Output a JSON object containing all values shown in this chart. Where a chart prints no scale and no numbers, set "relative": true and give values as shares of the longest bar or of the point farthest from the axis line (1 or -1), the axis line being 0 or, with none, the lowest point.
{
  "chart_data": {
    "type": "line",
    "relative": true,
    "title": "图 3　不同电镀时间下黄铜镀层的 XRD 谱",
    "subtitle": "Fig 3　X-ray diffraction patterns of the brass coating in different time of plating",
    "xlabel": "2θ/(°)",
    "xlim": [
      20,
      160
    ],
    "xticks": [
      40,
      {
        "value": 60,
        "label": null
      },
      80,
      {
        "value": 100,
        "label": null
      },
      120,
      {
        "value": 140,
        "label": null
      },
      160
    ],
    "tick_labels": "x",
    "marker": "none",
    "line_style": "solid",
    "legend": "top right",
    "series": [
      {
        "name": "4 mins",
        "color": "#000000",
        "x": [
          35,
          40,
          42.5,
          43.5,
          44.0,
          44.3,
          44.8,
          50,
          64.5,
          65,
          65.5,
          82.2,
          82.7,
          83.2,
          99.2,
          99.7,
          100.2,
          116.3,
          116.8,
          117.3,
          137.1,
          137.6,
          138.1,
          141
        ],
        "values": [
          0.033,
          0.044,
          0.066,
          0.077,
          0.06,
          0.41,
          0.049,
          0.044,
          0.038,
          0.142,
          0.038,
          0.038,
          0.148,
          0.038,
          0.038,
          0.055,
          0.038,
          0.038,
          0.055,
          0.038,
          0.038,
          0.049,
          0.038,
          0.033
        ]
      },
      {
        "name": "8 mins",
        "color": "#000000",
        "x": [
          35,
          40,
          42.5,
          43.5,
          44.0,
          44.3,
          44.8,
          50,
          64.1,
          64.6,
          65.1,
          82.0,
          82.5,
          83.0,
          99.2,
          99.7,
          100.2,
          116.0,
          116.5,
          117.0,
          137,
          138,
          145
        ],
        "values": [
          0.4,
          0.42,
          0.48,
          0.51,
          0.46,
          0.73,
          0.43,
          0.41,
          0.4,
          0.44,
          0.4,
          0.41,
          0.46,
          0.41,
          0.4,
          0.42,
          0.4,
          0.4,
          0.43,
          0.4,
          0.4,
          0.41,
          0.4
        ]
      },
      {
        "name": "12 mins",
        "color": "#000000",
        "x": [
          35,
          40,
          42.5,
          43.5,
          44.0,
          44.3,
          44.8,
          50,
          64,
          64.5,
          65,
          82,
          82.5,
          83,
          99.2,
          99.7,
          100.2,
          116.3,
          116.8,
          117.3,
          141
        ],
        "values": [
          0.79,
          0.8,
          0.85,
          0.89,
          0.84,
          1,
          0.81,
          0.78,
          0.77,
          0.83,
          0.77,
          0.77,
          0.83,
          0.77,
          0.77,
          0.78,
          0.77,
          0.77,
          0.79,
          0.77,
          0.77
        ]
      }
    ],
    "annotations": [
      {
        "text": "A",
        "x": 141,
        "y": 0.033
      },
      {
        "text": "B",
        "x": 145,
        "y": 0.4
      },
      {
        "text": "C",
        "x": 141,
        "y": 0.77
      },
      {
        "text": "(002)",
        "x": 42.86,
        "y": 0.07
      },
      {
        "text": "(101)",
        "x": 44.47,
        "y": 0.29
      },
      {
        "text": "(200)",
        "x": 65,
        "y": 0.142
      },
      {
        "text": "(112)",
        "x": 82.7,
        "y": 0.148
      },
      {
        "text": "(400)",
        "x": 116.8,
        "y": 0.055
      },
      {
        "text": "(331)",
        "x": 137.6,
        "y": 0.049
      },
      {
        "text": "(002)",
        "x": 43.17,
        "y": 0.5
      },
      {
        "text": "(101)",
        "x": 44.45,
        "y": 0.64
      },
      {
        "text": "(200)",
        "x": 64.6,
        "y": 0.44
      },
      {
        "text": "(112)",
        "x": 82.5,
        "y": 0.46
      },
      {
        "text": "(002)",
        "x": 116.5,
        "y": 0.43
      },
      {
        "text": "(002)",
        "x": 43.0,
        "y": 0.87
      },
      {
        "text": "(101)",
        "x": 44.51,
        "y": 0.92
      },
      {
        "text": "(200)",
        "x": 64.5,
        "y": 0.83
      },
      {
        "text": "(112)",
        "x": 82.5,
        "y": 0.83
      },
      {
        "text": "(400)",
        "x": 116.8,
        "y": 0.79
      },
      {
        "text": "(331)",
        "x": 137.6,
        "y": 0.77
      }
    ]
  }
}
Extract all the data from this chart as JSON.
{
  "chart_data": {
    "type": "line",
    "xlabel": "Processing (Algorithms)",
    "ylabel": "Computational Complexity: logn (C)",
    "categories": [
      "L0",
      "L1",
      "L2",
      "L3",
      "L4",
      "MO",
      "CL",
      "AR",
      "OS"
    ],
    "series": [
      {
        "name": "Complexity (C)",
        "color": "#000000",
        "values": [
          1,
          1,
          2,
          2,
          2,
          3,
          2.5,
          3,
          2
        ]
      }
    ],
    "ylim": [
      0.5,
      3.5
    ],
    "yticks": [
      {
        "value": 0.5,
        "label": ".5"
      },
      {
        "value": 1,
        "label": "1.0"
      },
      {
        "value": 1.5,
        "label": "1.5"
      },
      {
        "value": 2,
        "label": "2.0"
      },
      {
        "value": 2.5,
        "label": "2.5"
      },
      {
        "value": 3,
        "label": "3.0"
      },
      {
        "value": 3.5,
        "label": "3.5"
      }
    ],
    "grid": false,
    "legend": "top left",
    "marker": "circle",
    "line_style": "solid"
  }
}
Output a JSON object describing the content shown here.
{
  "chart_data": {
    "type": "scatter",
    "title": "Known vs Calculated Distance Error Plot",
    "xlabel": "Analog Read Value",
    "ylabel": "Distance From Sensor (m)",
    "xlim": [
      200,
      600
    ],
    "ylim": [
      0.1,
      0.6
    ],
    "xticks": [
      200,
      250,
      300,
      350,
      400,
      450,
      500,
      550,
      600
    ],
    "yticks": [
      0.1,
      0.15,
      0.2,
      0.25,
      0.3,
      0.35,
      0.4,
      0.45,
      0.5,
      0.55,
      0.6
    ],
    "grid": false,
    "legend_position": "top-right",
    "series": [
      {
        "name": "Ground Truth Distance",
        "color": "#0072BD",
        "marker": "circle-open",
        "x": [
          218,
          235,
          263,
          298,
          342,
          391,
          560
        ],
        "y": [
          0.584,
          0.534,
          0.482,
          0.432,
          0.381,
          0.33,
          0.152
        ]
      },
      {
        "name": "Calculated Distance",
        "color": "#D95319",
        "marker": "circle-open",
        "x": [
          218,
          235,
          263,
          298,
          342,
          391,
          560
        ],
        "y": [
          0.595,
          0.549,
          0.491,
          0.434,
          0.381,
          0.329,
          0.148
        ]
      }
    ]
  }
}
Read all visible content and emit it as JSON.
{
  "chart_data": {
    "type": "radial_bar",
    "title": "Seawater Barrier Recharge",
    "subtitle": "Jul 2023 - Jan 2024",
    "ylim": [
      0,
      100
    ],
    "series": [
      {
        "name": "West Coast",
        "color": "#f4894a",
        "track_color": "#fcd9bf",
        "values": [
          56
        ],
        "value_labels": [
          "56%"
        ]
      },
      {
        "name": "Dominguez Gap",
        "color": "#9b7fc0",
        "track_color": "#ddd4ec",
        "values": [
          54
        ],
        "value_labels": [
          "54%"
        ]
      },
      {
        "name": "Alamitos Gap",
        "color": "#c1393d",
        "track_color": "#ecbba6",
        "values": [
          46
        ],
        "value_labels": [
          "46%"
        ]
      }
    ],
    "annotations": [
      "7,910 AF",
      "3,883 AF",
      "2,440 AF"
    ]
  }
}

The exercise: Copy all lines from the listing that contain "Calculated".

Complete output:
    "title": "Known vs Calculated Distance Error Plot",
        "name": "Calculated Distance",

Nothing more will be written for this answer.